**AIM:** Your task is to output the entries below word for word.

□ □ □ □ □

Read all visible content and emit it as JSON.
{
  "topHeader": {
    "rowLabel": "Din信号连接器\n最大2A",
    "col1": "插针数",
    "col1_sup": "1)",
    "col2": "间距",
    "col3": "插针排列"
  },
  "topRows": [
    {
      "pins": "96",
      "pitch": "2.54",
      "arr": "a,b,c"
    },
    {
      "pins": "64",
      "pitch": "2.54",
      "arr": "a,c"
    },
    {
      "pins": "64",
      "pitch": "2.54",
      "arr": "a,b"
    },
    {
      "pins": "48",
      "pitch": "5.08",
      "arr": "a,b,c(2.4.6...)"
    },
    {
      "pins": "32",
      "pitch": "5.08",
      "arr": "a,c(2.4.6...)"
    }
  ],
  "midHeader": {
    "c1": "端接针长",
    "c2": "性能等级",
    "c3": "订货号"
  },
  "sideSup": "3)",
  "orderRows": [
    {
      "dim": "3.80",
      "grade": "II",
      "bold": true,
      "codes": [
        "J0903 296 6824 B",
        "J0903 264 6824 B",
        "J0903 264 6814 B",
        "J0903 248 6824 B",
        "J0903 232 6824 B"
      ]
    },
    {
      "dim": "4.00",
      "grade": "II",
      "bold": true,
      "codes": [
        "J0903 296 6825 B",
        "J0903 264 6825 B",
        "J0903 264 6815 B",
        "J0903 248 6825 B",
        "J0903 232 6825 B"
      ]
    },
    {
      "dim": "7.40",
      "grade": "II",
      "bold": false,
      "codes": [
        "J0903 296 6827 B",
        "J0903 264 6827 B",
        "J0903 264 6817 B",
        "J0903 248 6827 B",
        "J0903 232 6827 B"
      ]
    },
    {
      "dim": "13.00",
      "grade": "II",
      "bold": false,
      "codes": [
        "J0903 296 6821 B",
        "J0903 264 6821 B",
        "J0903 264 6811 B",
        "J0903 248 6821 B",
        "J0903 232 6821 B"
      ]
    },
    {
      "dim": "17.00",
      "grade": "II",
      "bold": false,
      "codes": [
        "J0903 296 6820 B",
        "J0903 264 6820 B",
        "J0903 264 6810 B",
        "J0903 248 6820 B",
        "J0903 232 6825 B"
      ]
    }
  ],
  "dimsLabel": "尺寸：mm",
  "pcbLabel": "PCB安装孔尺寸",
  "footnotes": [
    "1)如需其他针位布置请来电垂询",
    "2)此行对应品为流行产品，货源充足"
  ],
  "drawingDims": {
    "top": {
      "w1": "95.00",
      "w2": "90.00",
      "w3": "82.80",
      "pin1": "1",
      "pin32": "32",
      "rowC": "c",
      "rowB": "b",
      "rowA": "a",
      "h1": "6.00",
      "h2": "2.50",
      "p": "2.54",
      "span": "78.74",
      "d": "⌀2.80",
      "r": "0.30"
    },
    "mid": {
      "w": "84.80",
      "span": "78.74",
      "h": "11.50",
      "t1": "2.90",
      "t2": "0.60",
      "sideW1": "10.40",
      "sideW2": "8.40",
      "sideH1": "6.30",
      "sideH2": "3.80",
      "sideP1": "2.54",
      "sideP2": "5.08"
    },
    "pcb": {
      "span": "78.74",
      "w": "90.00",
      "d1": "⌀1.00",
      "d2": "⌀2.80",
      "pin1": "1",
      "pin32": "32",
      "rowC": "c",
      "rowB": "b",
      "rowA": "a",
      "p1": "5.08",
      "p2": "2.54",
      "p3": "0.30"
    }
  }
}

□ □ □ □ □

**SOLUTION TO THIS TASK:**
Read all visible content and emit it as JSON.
{
  "topHeader": {
    "rowLabel": "Din信号连接器\n最大2A",
    "col1": "插针数",
    "col1_sup": "1)",
    "col2": "间距",
    "col3": "插针排列"
  },
  "topRows": [
    {
      "pins": "96",
      "pitch": "2.54",
      "arr": "a,b,c"
    },
    {
      "pins": "64",
      "pitch": "2.54",
      "arr": "a,c"
    },
    {
      "pins": "64",
      "pitch": "2.54",
      "arr": "a,b"
    },
    {
      "pins": "48",
      "pitch": "5.08",
      "arr": "a,b,c(2.4.6...)"
    },
    {
      "pins": "32",
      "pitch": "5.08",
      "arr": "a,c(2.4.6...)"
    }
  ],
  "midHeader": {
    "c1": "端接针长",
    "c2": "性能等级",
    "c3": "订货号"
  },
  "sideSup": "3)",
  "orderRows": [
    {
      "dim": "3.80",
      "grade": "II",
      "bold": true,
      "codes": [
        "J0903 296 6824 B",
        "J0903 264 6824 B",
        "J0903 264 6814 B",
        "J0903 248 6824 B",
        "J0903 232 6824 B"
      ]
    },
    {
      "dim": "4.00",
      "grade": "II",
      "bold": true,
      "codes": [
        "J0903 296 6825 B",
        "J0903 264 6825 B",
        "J0903 264 6815 B",
        "J0903 248 6825 B",
        "J0903 232 6825 B"
      ]
    },
    {
      "dim": "7.40",
      "grade": "II",
      "bold": false,
      "codes": [
        "J0903 296 6827 B",
        "J0903 264 6827 B",
        "J0903 264 6817 B",
        "J0903 248 6827 B",
        "J0903 232 6827 B"
      ]
    },
    {
      "dim": "13.00",
      "grade": "II",
      "bold": false,
      "codes": [
        "J0903 296 6821 B",
        "J0903 264 6821 B",
        "J0903 264 6811 B",
        "J0903 248 6821 B",
        "J0903 232 6821 B"
      ]
    },
    {
      "dim": "17.00",
      "grade": "II",
      "bold": false,
      "codes": [
        "J0903 296 6820 B",
        "J0903 264 6820 B",
        "J0903 264 6810 B",
        "J0903 248 6820 B",
        "J0903 232 6825 B"
      ]
    }
  ],
  "dimsLabel": "尺寸：mm",
  "pcbLabel": "PCB安装孔尺寸",
  "footnotes": [
    "1)如需其他针位布置请来电垂询",
    "2)此行对应品为流行产品，货源充足"
  ],
  "drawingDims": {
    "top": {
      "w1": "95.00",
      "w2": "90.00",
      "w3": "82.80",
      "pin1": "1",
      "pin32": "32",
      "rowC": "c",
      "rowB": "b",
      "rowA": "a",
      "h1": "6.00",
      "h2": "2.50",
      "p": "2.54",
      "span": "78.74",
      "d": "⌀2.80",
      "r": "0.30"
    },
    "mid": {
      "w": "84.80",
      "span": "78.74",
      "h": "11.50",
      "t1": "2.90",
      "t2": "0.60",
      "sideW1": "10.40",
      "sideW2": "8.40",
      "sideH1": "6.30",
      "sideH2": "3.80",
      "sideP1": "2.54",
      "sideP2": "5.08"
    },
    "pcb": {
      "span": "78.74",
      "w": "90.00",
      "d1": "⌀1.00",
      "d2": "⌀2.80",
      "pin1": "1",
      "pin32": "32",
      "rowC": "c",
      "rowB": "b",
      "rowA": "a",
      "p1": "5.08",
      "p2": "2.54",
      "p3": "0.30"
    }
  }
}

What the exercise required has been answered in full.